ZIEL DER ÜBUNG ▸ Gib den Abschnitt des Textauszugs beginnend bei „Ein anderer Traum“ und endend bei „abgeschlachtet werden.“ wieder und ersetze darin „Geschichtsbücher“ durch „Annalen“.

TEXTAUSZUG ▸
= = = = = = =

Ein anderer Traum jedoch wird für ihn ergötzlich enden, nämlich der
Eintrag in die Geschichtsbücher mit einem Platz neben genau jenem,
dessen Geist er zu bekämpfen vorgibt. Brüder im Geiste, posthum -
versteht sich, hingegen lebende Brüder in seiner Nachbarschaft
abgeschlachtet werden.
Das ist meine Sicht auf diese Dinge und ich liege insoweit falsch, als
ich (dem gescholtenen Westen zugehörig) aus Sicht des großen Führers der
stolzen russischen Nation nicht in der Lage sein soll, dessen Anliegen
zu verstehen.
So bleibt mir nur im Einklang mit Ingos zuletzt beschriebener
Gefühlslage, diese erdrückend-lähmende Stimmungslage zu überwinden, die
es mir unmöglich machte, dieses unglaublich schreckliche Geschehen
gedanklich zu verarbeiten, geschweige denn darüber zu schreiben.

= = = = = = =

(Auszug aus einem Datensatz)
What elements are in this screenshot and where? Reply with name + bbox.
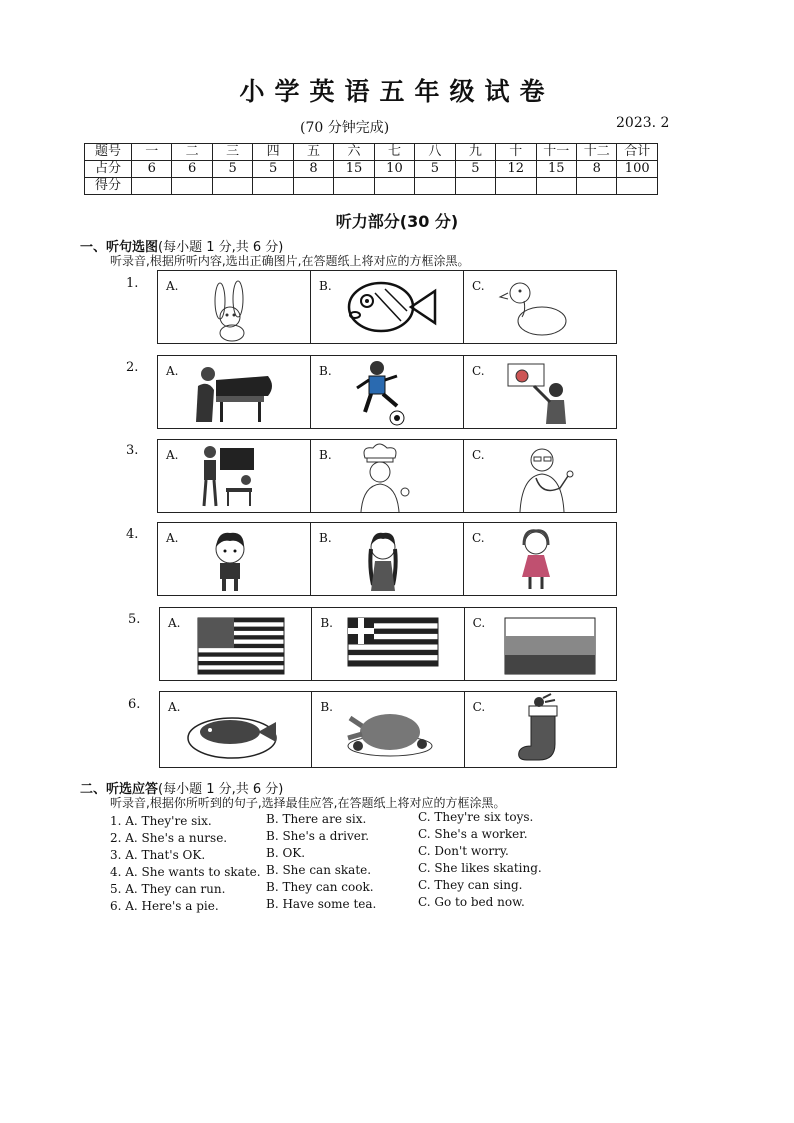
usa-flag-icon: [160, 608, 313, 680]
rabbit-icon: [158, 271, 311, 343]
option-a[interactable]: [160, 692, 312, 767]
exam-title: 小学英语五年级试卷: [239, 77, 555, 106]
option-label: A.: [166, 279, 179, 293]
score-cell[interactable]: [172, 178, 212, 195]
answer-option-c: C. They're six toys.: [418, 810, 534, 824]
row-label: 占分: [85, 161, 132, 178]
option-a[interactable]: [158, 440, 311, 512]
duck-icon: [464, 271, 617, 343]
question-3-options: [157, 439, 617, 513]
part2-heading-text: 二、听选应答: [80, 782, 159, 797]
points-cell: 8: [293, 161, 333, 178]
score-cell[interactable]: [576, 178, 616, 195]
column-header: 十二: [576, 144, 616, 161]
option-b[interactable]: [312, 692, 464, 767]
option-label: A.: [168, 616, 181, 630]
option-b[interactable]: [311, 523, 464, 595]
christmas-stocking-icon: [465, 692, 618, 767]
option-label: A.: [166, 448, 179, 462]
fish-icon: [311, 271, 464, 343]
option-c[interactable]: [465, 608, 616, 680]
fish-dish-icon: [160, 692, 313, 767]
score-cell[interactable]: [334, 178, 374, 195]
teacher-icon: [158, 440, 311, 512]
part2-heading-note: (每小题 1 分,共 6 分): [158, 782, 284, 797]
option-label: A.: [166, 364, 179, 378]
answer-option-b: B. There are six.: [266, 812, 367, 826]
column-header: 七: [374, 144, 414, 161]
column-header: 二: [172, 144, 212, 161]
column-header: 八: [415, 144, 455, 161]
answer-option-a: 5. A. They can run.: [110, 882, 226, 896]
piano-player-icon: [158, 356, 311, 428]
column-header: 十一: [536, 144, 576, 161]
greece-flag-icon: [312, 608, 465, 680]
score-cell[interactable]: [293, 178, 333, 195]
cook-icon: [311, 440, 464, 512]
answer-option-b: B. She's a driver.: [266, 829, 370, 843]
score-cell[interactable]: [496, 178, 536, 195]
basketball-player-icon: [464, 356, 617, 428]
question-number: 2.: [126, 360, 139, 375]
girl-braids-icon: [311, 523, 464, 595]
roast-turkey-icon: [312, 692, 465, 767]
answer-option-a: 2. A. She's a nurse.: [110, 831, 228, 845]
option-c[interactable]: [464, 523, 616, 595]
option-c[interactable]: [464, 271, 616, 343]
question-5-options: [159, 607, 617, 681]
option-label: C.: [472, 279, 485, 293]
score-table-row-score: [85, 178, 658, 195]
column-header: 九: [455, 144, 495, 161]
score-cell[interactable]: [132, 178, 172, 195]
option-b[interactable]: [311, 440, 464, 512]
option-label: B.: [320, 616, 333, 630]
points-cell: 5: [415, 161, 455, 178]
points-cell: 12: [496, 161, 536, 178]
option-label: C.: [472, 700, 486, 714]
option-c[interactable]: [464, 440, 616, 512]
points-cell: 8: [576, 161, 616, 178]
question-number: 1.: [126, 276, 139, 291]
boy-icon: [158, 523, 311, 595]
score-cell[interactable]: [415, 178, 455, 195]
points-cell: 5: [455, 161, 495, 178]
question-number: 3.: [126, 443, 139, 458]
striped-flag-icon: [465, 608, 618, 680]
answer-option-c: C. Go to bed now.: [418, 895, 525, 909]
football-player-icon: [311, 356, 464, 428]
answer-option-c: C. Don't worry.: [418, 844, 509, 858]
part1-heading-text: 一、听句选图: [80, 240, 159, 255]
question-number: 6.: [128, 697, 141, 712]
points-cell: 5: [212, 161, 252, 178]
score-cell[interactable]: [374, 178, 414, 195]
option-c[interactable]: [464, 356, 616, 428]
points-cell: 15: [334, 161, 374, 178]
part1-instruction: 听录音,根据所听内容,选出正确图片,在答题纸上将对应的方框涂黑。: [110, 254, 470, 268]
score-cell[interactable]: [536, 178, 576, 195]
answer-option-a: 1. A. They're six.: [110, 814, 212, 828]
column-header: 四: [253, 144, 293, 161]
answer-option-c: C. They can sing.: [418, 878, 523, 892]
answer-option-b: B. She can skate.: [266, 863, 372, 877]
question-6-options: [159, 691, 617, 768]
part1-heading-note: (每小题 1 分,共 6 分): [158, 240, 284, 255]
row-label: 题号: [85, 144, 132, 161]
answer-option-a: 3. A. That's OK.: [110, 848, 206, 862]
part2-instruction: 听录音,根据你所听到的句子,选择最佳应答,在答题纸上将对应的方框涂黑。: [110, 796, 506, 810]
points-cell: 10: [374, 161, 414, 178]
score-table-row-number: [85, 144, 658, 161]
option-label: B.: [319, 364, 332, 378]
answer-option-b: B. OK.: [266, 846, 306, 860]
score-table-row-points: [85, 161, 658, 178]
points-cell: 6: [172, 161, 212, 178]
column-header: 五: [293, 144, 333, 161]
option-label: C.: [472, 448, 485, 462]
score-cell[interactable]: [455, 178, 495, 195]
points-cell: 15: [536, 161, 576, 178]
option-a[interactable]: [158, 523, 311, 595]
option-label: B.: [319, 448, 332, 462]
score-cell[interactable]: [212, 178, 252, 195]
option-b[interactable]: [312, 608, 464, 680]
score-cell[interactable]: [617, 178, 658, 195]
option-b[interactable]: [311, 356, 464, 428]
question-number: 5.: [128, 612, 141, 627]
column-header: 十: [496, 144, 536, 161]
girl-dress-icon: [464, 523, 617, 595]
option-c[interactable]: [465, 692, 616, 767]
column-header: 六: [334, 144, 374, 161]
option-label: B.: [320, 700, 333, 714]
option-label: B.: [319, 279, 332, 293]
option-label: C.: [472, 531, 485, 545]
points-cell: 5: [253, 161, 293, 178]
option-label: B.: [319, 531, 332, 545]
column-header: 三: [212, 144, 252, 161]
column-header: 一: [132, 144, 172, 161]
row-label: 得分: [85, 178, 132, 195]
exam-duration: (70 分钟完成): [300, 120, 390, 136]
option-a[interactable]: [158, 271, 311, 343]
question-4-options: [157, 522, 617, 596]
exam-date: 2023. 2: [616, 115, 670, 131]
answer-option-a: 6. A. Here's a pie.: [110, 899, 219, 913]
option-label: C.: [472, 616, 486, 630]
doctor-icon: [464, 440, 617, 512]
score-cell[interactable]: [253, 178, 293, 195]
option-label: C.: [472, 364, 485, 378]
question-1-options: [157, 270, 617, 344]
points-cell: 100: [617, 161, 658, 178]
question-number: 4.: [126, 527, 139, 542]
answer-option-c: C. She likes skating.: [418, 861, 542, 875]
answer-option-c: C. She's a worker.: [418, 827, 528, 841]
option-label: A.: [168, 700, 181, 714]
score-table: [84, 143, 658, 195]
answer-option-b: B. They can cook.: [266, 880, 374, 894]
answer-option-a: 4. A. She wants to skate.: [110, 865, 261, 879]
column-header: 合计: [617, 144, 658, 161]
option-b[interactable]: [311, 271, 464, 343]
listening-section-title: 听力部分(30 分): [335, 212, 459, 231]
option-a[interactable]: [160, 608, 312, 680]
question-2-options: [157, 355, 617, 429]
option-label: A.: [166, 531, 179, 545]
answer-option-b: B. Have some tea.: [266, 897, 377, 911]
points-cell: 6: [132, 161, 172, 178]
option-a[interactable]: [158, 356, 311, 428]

= = = = = = =

DIE ANTWORT ▸
Ein anderer Traum jedoch wird für ihn ergötzlich enden, nämlich der
Eintrag in die Annalen mit einem Platz neben genau jenem,
dessen Geist er zu bekämpfen vorgibt. Brüder im Geiste, posthum -
versteht sich, hingegen lebende Brüder in seiner Nachbarschaft
abgeschlachtet werden.